RECORDS TO USE.

######

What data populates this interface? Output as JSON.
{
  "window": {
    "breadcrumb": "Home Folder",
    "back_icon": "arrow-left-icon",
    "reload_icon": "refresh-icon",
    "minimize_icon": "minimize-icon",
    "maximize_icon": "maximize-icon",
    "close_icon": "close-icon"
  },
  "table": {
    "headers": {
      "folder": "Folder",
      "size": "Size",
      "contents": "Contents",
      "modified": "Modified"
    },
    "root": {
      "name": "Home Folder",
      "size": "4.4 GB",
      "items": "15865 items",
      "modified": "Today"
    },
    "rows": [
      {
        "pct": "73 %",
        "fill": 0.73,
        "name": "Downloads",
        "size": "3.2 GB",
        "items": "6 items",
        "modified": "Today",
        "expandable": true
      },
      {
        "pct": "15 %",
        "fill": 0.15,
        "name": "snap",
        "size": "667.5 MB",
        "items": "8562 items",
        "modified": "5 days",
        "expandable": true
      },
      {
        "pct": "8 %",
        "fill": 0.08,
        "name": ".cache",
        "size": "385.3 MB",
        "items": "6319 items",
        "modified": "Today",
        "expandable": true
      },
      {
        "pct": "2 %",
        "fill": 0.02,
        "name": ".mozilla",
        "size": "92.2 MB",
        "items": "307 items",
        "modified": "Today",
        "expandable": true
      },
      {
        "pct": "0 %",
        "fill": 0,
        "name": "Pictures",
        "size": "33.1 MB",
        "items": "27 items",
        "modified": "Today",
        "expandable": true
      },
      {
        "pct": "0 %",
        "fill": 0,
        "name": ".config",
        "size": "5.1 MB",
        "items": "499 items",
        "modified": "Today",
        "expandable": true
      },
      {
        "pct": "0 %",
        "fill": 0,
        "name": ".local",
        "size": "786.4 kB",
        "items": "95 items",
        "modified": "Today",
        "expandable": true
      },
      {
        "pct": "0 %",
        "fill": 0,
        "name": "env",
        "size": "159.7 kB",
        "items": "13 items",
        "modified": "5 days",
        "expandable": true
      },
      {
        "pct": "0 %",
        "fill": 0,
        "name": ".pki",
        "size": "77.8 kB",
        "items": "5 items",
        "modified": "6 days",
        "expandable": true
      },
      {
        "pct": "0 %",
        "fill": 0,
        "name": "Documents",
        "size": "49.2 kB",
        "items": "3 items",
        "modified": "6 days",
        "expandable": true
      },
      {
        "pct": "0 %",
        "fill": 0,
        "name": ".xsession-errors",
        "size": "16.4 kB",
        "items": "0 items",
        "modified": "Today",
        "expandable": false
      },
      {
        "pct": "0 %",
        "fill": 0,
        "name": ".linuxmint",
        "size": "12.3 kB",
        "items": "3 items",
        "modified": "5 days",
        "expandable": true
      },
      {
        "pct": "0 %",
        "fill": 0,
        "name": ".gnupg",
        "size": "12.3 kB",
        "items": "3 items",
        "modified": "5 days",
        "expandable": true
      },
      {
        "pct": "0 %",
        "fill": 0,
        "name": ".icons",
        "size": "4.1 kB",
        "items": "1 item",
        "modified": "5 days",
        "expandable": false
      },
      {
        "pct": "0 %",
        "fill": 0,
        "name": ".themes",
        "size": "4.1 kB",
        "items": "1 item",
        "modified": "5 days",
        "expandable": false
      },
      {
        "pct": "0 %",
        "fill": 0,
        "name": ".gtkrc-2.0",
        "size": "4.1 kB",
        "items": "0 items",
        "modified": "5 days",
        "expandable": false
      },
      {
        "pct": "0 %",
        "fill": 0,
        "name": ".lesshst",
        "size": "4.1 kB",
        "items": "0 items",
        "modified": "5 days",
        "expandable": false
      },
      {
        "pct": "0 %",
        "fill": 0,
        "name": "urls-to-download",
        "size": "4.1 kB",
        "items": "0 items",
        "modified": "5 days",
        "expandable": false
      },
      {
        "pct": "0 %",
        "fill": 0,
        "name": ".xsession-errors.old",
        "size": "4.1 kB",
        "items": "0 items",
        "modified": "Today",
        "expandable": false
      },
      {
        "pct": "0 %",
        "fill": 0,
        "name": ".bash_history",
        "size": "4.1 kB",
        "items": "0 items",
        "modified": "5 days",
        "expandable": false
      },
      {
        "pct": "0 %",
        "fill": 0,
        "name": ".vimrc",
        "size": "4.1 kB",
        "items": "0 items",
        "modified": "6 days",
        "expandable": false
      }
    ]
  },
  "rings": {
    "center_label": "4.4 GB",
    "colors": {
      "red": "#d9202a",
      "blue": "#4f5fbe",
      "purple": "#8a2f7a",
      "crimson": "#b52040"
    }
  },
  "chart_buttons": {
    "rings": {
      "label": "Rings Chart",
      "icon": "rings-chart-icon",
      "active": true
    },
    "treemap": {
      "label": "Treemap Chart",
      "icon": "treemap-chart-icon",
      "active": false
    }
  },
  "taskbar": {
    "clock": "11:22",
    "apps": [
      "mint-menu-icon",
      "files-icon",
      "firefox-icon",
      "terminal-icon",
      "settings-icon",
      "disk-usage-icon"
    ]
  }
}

######

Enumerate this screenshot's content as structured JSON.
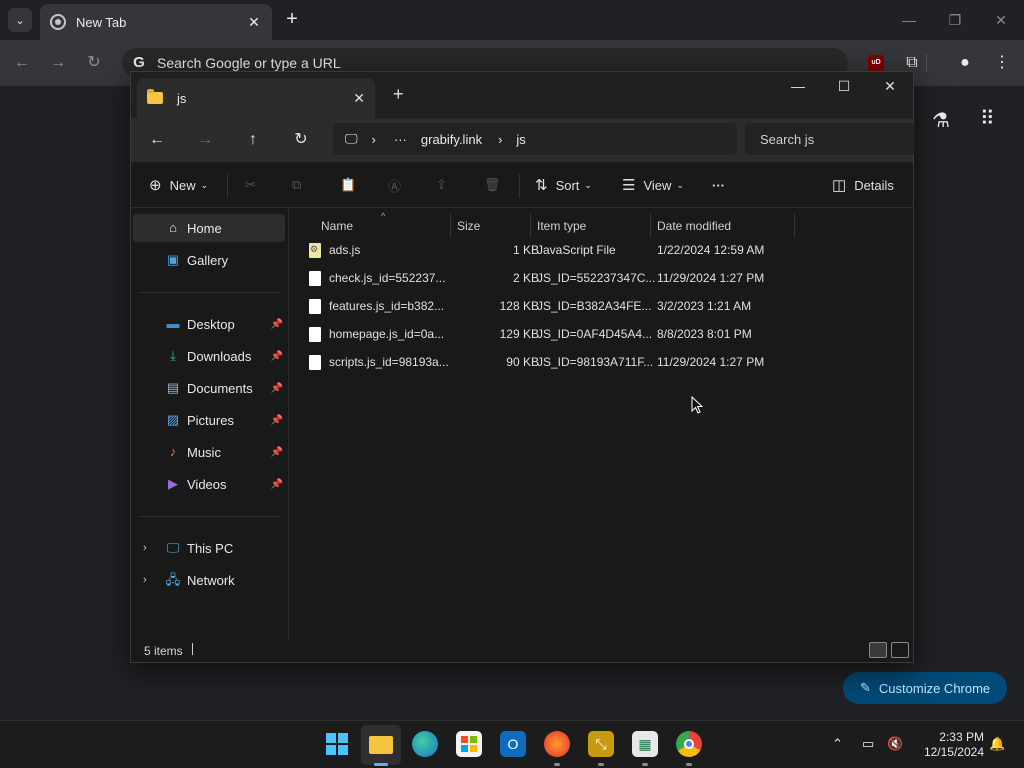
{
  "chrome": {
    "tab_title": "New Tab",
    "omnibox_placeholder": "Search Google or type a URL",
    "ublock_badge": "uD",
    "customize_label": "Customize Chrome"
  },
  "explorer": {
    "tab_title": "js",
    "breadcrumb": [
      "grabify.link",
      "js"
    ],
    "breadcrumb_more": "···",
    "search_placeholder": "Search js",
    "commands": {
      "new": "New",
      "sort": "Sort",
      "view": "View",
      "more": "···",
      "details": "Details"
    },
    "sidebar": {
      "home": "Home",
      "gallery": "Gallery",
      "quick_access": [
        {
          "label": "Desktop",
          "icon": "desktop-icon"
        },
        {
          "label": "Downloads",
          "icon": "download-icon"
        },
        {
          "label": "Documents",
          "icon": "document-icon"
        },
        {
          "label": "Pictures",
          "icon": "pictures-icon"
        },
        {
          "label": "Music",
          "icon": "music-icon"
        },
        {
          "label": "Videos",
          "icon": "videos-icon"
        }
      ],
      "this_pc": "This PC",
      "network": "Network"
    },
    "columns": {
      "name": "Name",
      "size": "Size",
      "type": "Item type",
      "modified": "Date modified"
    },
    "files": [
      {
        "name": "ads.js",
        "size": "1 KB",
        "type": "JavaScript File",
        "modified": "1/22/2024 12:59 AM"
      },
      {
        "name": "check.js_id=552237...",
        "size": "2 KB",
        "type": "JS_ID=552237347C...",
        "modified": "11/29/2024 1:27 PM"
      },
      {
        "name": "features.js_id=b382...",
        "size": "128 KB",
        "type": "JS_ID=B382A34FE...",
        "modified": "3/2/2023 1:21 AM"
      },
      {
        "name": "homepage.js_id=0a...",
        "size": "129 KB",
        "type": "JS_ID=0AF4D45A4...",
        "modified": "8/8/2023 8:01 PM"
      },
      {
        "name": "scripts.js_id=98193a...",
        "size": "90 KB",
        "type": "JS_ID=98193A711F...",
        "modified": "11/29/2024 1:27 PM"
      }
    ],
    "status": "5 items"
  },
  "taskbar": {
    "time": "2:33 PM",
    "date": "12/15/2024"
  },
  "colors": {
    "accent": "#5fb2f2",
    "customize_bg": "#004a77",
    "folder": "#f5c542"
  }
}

######

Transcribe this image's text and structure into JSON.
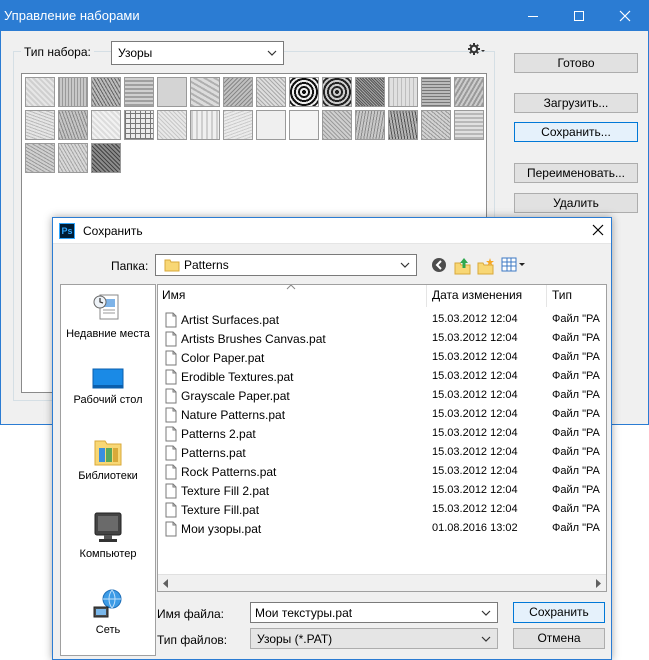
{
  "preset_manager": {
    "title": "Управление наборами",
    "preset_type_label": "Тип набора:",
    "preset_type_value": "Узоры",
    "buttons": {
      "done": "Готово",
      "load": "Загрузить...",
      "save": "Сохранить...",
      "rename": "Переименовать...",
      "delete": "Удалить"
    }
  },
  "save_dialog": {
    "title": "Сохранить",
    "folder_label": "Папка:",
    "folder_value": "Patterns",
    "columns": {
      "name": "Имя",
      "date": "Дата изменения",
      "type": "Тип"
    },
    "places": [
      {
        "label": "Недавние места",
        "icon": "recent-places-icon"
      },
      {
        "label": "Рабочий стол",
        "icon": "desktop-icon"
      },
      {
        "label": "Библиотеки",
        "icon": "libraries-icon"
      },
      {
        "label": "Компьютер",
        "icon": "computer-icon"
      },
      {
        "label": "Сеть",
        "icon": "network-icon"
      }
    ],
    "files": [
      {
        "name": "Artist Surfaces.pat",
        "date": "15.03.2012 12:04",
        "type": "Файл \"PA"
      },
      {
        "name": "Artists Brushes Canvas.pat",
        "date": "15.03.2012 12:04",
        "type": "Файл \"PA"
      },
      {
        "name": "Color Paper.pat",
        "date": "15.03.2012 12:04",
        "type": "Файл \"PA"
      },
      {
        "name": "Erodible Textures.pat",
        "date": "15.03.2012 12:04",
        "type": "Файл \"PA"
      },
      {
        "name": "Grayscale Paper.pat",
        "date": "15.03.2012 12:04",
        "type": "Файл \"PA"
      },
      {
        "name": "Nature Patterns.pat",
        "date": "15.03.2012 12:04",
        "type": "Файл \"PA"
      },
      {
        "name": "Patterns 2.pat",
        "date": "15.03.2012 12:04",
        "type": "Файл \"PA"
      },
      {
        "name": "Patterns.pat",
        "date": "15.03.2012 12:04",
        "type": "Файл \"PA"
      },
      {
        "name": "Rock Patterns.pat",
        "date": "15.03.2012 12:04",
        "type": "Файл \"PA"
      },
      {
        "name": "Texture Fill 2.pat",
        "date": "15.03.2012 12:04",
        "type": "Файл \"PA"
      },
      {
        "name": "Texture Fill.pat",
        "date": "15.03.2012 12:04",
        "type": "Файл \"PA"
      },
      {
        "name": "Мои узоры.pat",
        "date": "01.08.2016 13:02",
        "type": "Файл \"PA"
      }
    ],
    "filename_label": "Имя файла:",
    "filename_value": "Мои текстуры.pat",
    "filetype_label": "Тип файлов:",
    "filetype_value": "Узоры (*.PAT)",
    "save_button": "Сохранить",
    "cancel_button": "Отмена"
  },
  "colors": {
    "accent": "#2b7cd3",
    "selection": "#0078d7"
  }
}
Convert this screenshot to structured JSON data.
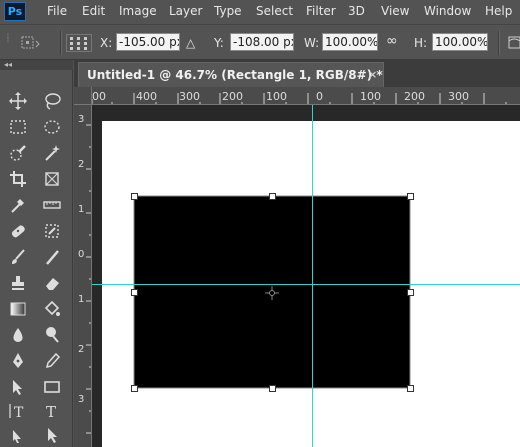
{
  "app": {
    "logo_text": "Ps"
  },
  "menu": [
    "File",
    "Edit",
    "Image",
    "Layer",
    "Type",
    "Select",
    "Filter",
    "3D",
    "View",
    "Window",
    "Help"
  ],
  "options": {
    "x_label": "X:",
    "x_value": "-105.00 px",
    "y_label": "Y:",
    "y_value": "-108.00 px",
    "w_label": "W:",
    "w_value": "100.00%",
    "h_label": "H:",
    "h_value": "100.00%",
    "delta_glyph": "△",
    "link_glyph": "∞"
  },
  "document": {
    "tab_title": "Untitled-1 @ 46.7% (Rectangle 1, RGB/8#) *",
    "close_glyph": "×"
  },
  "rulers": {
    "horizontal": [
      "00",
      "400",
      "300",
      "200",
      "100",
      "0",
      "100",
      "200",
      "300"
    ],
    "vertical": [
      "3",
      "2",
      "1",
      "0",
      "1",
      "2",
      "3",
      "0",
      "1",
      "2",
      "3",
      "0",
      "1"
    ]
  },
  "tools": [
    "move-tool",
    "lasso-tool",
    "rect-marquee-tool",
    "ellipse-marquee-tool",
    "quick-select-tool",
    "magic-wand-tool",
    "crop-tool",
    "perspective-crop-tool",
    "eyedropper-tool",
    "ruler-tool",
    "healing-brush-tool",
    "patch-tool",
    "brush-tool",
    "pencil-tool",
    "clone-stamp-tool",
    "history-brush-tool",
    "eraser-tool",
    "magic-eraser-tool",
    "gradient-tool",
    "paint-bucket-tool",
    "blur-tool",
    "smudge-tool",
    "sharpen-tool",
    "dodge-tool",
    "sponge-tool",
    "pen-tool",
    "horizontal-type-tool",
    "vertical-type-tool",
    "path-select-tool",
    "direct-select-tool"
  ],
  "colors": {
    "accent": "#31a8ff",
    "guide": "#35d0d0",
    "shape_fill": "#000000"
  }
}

######

YOUR TASK. Scan the listing above and identify each line holding the string "Search"; copy every such line.

RESULT OF THE EXERCISE.
    "omnibox_placeholder": "Search Google or type a URL",
    "search_placeholder": "Search js",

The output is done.